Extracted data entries
━━━━━━━━
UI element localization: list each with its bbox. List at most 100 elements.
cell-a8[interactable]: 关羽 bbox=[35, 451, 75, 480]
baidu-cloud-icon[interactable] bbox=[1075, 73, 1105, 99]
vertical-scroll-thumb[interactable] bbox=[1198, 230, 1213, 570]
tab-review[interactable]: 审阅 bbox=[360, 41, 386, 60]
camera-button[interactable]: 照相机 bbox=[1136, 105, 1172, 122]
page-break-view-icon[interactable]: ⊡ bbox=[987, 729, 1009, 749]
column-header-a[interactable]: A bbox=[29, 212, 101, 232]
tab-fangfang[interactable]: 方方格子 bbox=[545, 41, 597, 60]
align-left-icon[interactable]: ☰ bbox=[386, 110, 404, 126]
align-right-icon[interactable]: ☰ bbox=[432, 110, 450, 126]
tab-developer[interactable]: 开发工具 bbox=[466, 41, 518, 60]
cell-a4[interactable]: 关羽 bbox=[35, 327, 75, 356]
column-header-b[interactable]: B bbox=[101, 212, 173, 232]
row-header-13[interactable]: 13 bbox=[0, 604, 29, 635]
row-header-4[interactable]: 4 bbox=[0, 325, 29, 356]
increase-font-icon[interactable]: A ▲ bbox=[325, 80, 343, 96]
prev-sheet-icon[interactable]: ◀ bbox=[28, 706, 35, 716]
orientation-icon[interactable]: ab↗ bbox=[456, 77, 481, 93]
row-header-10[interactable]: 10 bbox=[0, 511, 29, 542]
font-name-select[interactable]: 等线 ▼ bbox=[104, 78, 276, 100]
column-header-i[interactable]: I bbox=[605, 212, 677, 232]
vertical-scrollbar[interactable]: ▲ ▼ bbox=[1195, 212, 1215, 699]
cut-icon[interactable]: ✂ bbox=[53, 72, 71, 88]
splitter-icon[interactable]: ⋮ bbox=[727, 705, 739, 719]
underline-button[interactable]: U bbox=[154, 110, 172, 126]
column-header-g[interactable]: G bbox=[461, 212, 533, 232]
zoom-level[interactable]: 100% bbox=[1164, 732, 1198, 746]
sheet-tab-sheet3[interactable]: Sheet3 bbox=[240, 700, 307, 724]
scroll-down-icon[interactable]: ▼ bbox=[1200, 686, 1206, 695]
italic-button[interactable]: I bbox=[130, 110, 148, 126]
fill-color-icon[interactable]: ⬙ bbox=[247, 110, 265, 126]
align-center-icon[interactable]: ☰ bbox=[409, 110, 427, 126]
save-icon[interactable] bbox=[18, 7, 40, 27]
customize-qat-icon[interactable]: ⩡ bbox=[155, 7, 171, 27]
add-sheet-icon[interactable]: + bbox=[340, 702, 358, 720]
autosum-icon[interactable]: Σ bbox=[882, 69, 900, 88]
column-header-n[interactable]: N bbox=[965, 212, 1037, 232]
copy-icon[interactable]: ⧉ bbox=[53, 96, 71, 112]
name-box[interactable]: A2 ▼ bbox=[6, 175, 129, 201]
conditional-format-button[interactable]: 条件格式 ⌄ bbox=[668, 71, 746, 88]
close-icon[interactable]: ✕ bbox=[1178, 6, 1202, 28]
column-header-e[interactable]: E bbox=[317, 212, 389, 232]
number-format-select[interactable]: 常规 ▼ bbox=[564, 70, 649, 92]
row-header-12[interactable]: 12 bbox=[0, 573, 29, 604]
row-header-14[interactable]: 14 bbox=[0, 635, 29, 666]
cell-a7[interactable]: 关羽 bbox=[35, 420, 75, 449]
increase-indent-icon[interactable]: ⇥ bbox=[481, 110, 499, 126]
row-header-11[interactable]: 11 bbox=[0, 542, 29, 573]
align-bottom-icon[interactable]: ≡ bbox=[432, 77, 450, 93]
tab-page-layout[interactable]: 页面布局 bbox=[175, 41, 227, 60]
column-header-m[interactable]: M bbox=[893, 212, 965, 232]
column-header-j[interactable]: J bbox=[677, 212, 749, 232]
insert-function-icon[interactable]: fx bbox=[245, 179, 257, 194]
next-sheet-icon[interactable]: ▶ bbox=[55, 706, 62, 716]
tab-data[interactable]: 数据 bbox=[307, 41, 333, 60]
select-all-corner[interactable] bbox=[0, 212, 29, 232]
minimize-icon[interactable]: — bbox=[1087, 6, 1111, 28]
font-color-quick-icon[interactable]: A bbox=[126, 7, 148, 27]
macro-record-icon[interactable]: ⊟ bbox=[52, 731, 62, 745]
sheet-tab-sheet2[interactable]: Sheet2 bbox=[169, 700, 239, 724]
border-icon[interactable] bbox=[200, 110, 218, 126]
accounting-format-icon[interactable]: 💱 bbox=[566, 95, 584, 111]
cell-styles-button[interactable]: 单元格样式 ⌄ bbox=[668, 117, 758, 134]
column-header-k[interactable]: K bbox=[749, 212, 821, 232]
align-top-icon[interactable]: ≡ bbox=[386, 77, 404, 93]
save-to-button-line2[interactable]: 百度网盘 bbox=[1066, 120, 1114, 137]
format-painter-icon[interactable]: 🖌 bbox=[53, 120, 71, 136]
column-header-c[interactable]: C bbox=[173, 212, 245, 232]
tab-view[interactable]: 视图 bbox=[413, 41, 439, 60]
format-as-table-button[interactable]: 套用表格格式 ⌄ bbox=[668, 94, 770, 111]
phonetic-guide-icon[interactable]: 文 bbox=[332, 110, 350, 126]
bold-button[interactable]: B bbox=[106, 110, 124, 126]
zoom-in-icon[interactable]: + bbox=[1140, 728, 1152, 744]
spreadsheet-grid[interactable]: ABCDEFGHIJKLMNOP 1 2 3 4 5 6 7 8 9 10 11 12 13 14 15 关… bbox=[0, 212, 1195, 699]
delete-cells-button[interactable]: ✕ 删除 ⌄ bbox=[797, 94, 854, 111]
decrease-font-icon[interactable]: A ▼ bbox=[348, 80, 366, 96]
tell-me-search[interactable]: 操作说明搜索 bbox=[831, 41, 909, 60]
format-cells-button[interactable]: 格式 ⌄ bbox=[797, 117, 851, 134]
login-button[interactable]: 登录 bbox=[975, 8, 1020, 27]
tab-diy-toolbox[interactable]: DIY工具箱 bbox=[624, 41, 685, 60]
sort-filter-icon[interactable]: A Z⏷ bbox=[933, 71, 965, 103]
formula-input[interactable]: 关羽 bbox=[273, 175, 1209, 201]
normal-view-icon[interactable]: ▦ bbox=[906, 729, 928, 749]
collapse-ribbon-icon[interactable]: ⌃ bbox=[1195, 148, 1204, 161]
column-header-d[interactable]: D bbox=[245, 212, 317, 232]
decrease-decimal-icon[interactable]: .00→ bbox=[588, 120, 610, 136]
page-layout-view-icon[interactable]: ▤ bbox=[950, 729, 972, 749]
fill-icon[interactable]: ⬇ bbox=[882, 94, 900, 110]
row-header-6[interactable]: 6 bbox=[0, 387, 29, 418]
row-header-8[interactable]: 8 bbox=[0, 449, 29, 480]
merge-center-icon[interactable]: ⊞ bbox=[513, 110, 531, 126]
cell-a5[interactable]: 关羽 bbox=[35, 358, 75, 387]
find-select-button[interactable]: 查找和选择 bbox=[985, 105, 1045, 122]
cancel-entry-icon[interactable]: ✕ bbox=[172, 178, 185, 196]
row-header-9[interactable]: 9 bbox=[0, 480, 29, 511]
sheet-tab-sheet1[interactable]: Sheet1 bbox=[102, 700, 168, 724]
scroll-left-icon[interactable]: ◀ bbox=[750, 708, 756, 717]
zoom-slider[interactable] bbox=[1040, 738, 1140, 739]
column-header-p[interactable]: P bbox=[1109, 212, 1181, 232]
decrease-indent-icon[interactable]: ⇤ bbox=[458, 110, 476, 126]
━━━━━━━━
DIRECTIONS FOR THIS TASK:
Can you copy out every line of the material above with no changes at all?

ANSWER FOR THIS EXERCISE:
UI element localization: list each with its bbox. List at most 100 elements.
cell-a8[interactable]: 关羽 bbox=[35, 451, 75, 480]
baidu-cloud-icon[interactable] bbox=[1075, 73, 1105, 99]
vertical-scroll-thumb[interactable] bbox=[1198, 230, 1213, 570]
tab-review[interactable]: 审阅 bbox=[360, 41, 386, 60]
camera-button[interactable]: 照相机 bbox=[1136, 105, 1172, 122]
page-break-view-icon[interactable]: ⊡ bbox=[987, 729, 1009, 749]
column-header-a[interactable]: A bbox=[29, 212, 101, 232]
tab-fangfang[interactable]: 方方格子 bbox=[545, 41, 597, 60]
align-left-icon[interactable]: ☰ bbox=[386, 110, 404, 126]
align-right-icon[interactable]: ☰ bbox=[432, 110, 450, 126]
tab-developer[interactable]: 开发工具 bbox=[466, 41, 518, 60]
cell-a4[interactable]: 关羽 bbox=[35, 327, 75, 356]
column-header-b[interactable]: B bbox=[101, 212, 173, 232]
row-header-13[interactable]: 13 bbox=[0, 604, 29, 635]
row-header-4[interactable]: 4 bbox=[0, 325, 29, 356]
increase-font-icon[interactable]: A ▲ bbox=[325, 80, 343, 96]
prev-sheet-icon[interactable]: ◀ bbox=[28, 706, 35, 716]
orientation-icon[interactable]: ab↗ bbox=[456, 77, 481, 93]
row-header-10[interactable]: 10 bbox=[0, 511, 29, 542]
font-name-select[interactable]: 等线 ▼ bbox=[104, 78, 276, 100]
column-header-i[interactable]: I bbox=[605, 212, 677, 232]
vertical-scrollbar[interactable]: ▲ ▼ bbox=[1195, 212, 1215, 699]
cut-icon[interactable]: ✂ bbox=[53, 72, 71, 88]
splitter-icon[interactable]: ⋮ bbox=[727, 705, 739, 719]
underline-button[interactable]: U bbox=[154, 110, 172, 126]
column-header-g[interactable]: G bbox=[461, 212, 533, 232]
zoom-level[interactable]: 100% bbox=[1164, 732, 1198, 746]
sheet-tab-sheet3[interactable]: Sheet3 bbox=[240, 700, 307, 724]
scroll-down-icon[interactable]: ▼ bbox=[1200, 686, 1206, 695]
italic-button[interactable]: I bbox=[130, 110, 148, 126]
fill-color-icon[interactable]: ⬙ bbox=[247, 110, 265, 126]
align-center-icon[interactable]: ☰ bbox=[409, 110, 427, 126]
save-icon[interactable] bbox=[18, 7, 40, 27]
customize-qat-icon[interactable]: ⩡ bbox=[155, 7, 171, 27]
add-sheet-icon[interactable]: + bbox=[340, 702, 358, 720]
autosum-icon[interactable]: Σ bbox=[882, 69, 900, 88]
column-header-n[interactable]: N bbox=[965, 212, 1037, 232]
copy-icon[interactable]: ⧉ bbox=[53, 96, 71, 112]
name-box[interactable]: A2 ▼ bbox=[6, 175, 129, 201]
conditional-format-button[interactable]: 条件格式 ⌄ bbox=[668, 71, 746, 88]
close-icon[interactable]: ✕ bbox=[1178, 6, 1202, 28]
column-header-e[interactable]: E bbox=[317, 212, 389, 232]
number-format-select[interactable]: 常规 ▼ bbox=[564, 70, 649, 92]
row-header-12[interactable]: 12 bbox=[0, 573, 29, 604]
row-header-14[interactable]: 14 bbox=[0, 635, 29, 666]
cell-a7[interactable]: 关羽 bbox=[35, 420, 75, 449]
increase-indent-icon[interactable]: ⇥ bbox=[481, 110, 499, 126]
row-header-11[interactable]: 11 bbox=[0, 542, 29, 573]
align-bottom-icon[interactable]: ≡ bbox=[432, 77, 450, 93]
tab-page-layout[interactable]: 页面布局 bbox=[175, 41, 227, 60]
column-header-m[interactable]: M bbox=[893, 212, 965, 232]
column-header-j[interactable]: J bbox=[677, 212, 749, 232]
insert-function-icon[interactable]: fx bbox=[245, 179, 257, 194]
next-sheet-icon[interactable]: ▶ bbox=[55, 706, 62, 716]
tab-data[interactable]: 数据 bbox=[307, 41, 333, 60]
select-all-corner[interactable] bbox=[0, 212, 29, 232]
minimize-icon[interactable]: — bbox=[1087, 6, 1111, 28]
font-color-quick-icon[interactable]: A bbox=[126, 7, 148, 27]
macro-record-icon[interactable]: ⊟ bbox=[52, 731, 62, 745]
sheet-tab-sheet2[interactable]: Sheet2 bbox=[169, 700, 239, 724]
border-icon[interactable] bbox=[200, 110, 218, 126]
accounting-format-icon[interactable]: 💱 bbox=[566, 95, 584, 111]
cell-styles-button[interactable]: 单元格样式 ⌄ bbox=[668, 117, 758, 134]
column-header-k[interactable]: K bbox=[749, 212, 821, 232]
align-top-icon[interactable]: ≡ bbox=[386, 77, 404, 93]
save-to-button-line2[interactable]: 百度网盘 bbox=[1066, 120, 1114, 137]
format-painter-icon[interactable]: 🖌 bbox=[53, 120, 71, 136]
column-header-c[interactable]: C bbox=[173, 212, 245, 232]
tab-view[interactable]: 视图 bbox=[413, 41, 439, 60]
format-as-table-button[interactable]: 套用表格格式 ⌄ bbox=[668, 94, 770, 111]
phonetic-guide-icon[interactable]: 文 bbox=[332, 110, 350, 126]
bold-button[interactable]: B bbox=[106, 110, 124, 126]
zoom-in-icon[interactable]: + bbox=[1140, 728, 1152, 744]
spreadsheet-grid[interactable]: ABCDEFGHIJKLMNOP 1 2 3 4 5 6 7 8 9 10 11 12 13 14 15 关… bbox=[0, 212, 1195, 699]
delete-cells-button[interactable]: ✕ 删除 ⌄ bbox=[797, 94, 854, 111]
decrease-font-icon[interactable]: A ▼ bbox=[348, 80, 366, 96]
tell-me-search[interactable]: 操作说明搜索 bbox=[831, 41, 909, 60]
format-cells-button[interactable]: 格式 ⌄ bbox=[797, 117, 851, 134]
login-button[interactable]: 登录 bbox=[975, 8, 1020, 27]
tab-diy-toolbox[interactable]: DIY工具箱 bbox=[624, 41, 685, 60]
sort-filter-icon[interactable]: A Z⏷ bbox=[933, 71, 965, 103]
formula-input[interactable]: 关羽 bbox=[273, 175, 1209, 201]
normal-view-icon[interactable]: ▦ bbox=[906, 729, 928, 749]
collapse-ribbon-icon[interactable]: ⌃ bbox=[1195, 148, 1204, 161]
column-header-d[interactable]: D bbox=[245, 212, 317, 232]
decrease-decimal-icon[interactable]: .00→ bbox=[588, 120, 610, 136]
page-layout-view-icon[interactable]: ▤ bbox=[950, 729, 972, 749]
fill-icon[interactable]: ⬇ bbox=[882, 94, 900, 110]
row-header-6[interactable]: 6 bbox=[0, 387, 29, 418]
row-header-8[interactable]: 8 bbox=[0, 449, 29, 480]
merge-center-icon[interactable]: ⊞ bbox=[513, 110, 531, 126]
cell-a5[interactable]: 关羽 bbox=[35, 358, 75, 387]
find-select-button[interactable]: 查找和选择 bbox=[985, 105, 1045, 122]
cancel-entry-icon[interactable]: ✕ bbox=[172, 178, 185, 196]
row-header-9[interactable]: 9 bbox=[0, 480, 29, 511]
sheet-tab-sheet1[interactable]: Sheet1 bbox=[102, 700, 168, 724]
scroll-left-icon[interactable]: ◀ bbox=[750, 708, 756, 717]
zoom-slider[interactable] bbox=[1040, 738, 1140, 739]
column-header-p[interactable]: P bbox=[1109, 212, 1181, 232]
decrease-indent-icon[interactable]: ⇤ bbox=[458, 110, 476, 126]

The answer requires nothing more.